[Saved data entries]
---------------

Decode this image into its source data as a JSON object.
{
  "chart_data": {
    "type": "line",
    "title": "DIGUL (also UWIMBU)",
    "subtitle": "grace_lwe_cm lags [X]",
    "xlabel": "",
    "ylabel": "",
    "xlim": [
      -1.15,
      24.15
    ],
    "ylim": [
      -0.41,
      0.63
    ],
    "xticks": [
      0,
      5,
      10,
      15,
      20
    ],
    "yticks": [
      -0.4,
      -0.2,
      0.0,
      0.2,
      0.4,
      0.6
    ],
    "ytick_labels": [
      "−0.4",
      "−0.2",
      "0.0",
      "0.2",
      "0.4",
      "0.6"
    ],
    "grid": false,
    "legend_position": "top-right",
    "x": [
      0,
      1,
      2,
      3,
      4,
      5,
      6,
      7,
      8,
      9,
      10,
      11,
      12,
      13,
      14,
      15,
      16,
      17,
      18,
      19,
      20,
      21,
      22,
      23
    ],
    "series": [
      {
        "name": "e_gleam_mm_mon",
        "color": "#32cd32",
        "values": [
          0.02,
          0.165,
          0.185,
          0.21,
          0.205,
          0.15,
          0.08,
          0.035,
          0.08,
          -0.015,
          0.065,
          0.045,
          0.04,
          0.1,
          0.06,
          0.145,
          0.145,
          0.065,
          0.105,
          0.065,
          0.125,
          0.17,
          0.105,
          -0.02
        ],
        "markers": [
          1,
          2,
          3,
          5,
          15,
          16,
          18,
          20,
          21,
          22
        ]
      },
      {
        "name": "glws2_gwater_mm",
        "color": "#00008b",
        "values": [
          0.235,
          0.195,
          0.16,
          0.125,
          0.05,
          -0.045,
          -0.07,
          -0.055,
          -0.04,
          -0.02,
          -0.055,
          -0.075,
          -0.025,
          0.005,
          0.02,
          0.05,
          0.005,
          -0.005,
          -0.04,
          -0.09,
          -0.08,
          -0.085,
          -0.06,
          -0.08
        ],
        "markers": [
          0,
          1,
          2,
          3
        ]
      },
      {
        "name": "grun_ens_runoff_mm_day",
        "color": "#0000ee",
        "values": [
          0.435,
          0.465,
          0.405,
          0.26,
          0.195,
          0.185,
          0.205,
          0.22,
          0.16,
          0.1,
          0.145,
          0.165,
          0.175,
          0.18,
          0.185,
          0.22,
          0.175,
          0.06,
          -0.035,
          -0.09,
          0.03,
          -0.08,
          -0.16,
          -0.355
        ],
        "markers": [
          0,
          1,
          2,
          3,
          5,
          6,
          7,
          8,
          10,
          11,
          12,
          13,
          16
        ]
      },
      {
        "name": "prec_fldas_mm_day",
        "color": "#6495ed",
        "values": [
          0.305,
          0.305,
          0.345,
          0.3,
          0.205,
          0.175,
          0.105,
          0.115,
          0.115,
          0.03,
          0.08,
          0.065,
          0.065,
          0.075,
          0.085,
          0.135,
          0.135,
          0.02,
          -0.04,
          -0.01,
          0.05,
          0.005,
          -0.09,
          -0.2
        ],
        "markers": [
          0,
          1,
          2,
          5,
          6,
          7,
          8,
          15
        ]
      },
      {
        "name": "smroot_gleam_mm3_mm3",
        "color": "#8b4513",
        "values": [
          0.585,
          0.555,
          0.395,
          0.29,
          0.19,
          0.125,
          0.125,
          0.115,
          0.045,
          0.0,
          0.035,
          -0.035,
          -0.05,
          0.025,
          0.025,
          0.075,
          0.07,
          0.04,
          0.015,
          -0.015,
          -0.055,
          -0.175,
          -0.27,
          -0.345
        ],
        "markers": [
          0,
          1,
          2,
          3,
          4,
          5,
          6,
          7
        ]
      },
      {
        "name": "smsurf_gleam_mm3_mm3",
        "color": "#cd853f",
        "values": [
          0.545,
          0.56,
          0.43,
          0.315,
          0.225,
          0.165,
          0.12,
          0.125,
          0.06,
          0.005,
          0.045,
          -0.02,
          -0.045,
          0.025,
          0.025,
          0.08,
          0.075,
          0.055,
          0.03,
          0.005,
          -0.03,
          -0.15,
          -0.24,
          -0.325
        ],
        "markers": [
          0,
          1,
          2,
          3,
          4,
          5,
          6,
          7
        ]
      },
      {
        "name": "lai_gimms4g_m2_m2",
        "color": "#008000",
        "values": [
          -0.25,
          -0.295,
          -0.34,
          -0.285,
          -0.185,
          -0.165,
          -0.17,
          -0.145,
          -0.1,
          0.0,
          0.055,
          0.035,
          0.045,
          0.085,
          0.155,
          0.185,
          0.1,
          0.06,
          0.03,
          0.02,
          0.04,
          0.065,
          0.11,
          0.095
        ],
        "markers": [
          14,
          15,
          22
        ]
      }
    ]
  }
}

---------------

Problem description —
Transcribe all of the material exactly. Omit nothing.

Expected answer —
Decode this image into its source data as a JSON object.
{
  "chart_data": {
    "type": "line",
    "title": "DIGUL (also UWIMBU)",
    "subtitle": "grace_lwe_cm lags [X]",
    "xlabel": "",
    "ylabel": "",
    "xlim": [
      -1.15,
      24.15
    ],
    "ylim": [
      -0.41,
      0.63
    ],
    "xticks": [
      0,
      5,
      10,
      15,
      20
    ],
    "yticks": [
      -0.4,
      -0.2,
      0.0,
      0.2,
      0.4,
      0.6
    ],
    "ytick_labels": [
      "−0.4",
      "−0.2",
      "0.0",
      "0.2",
      "0.4",
      "0.6"
    ],
    "grid": false,
    "legend_position": "top-right",
    "x": [
      0,
      1,
      2,
      3,
      4,
      5,
      6,
      7,
      8,
      9,
      10,
      11,
      12,
      13,
      14,
      15,
      16,
      17,
      18,
      19,
      20,
      21,
      22,
      23
    ],
    "series": [
      {
        "name": "e_gleam_mm_mon",
        "color": "#32cd32",
        "values": [
          0.02,
          0.165,
          0.185,
          0.21,
          0.205,
          0.15,
          0.08,
          0.035,
          0.08,
          -0.015,
          0.065,
          0.045,
          0.04,
          0.1,
          0.06,
          0.145,
          0.145,
          0.065,
          0.105,
          0.065,
          0.125,
          0.17,
          0.105,
          -0.02
        ],
        "markers": [
          1,
          2,
          3,
          5,
          15,
          16,
          18,
          20,
          21,
          22
        ]
      },
      {
        "name": "glws2_gwater_mm",
        "color": "#00008b",
        "values": [
          0.235,
          0.195,
          0.16,
          0.125,
          0.05,
          -0.045,
          -0.07,
          -0.055,
          -0.04,
          -0.02,
          -0.055,
          -0.075,
          -0.025,
          0.005,
          0.02,
          0.05,
          0.005,
          -0.005,
          -0.04,
          -0.09,
          -0.08,
          -0.085,
          -0.06,
          -0.08
        ],
        "markers": [
          0,
          1,
          2,
          3
        ]
      },
      {
        "name": "grun_ens_runoff_mm_day",
        "color": "#0000ee",
        "values": [
          0.435,
          0.465,
          0.405,
          0.26,
          0.195,
          0.185,
          0.205,
          0.22,
          0.16,
          0.1,
          0.145,
          0.165,
          0.175,
          0.18,
          0.185,
          0.22,
          0.175,
          0.06,
          -0.035,
          -0.09,
          0.03,
          -0.08,
          -0.16,
          -0.355
        ],
        "markers": [
          0,
          1,
          2,
          3,
          5,
          6,
          7,
          8,
          10,
          11,
          12,
          13,
          16
        ]
      },
      {
        "name": "prec_fldas_mm_day",
        "color": "#6495ed",
        "values": [
          0.305,
          0.305,
          0.345,
          0.3,
          0.205,
          0.175,
          0.105,
          0.115,
          0.115,
          0.03,
          0.08,
          0.065,
          0.065,
          0.075,
          0.085,
          0.135,
          0.135,
          0.02,
          -0.04,
          -0.01,
          0.05,
          0.005,
          -0.09,
          -0.2
        ],
        "markers": [
          0,
          1,
          2,
          5,
          6,
          7,
          8,
          15
        ]
      },
      {
        "name": "smroot_gleam_mm3_mm3",
        "color": "#8b4513",
        "values": [
          0.585,
          0.555,
          0.395,
          0.29,
          0.19,
          0.125,
          0.125,
          0.115,
          0.045,
          0.0,
          0.035,
          -0.035,
          -0.05,
          0.025,
          0.025,
          0.075,
          0.07,
          0.04,
          0.015,
          -0.015,
          -0.055,
          -0.175,
          -0.27,
          -0.345
        ],
        "markers": [
          0,
          1,
          2,
          3,
          4,
          5,
          6,
          7
        ]
      },
      {
        "name": "smsurf_gleam_mm3_mm3",
        "color": "#cd853f",
        "values": [
          0.545,
          0.56,
          0.43,
          0.315,
          0.225,
          0.165,
          0.12,
          0.125,
          0.06,
          0.005,
          0.045,
          -0.02,
          -0.045,
          0.025,
          0.025,
          0.08,
          0.075,
          0.055,
          0.03,
          0.005,
          -0.03,
          -0.15,
          -0.24,
          -0.325
        ],
        "markers": [
          0,
          1,
          2,
          3,
          4,
          5,
          6,
          7
        ]
      },
      {
        "name": "lai_gimms4g_m2_m2",
        "color": "#008000",
        "values": [
          -0.25,
          -0.295,
          -0.34,
          -0.285,
          -0.185,
          -0.165,
          -0.17,
          -0.145,
          -0.1,
          0.0,
          0.055,
          0.035,
          0.045,
          0.085,
          0.155,
          0.185,
          0.1,
          0.06,
          0.03,
          0.02,
          0.04,
          0.065,
          0.11,
          0.095
        ],
        "markers": [
          14,
          15,
          22
        ]
      }
    ]
  }
}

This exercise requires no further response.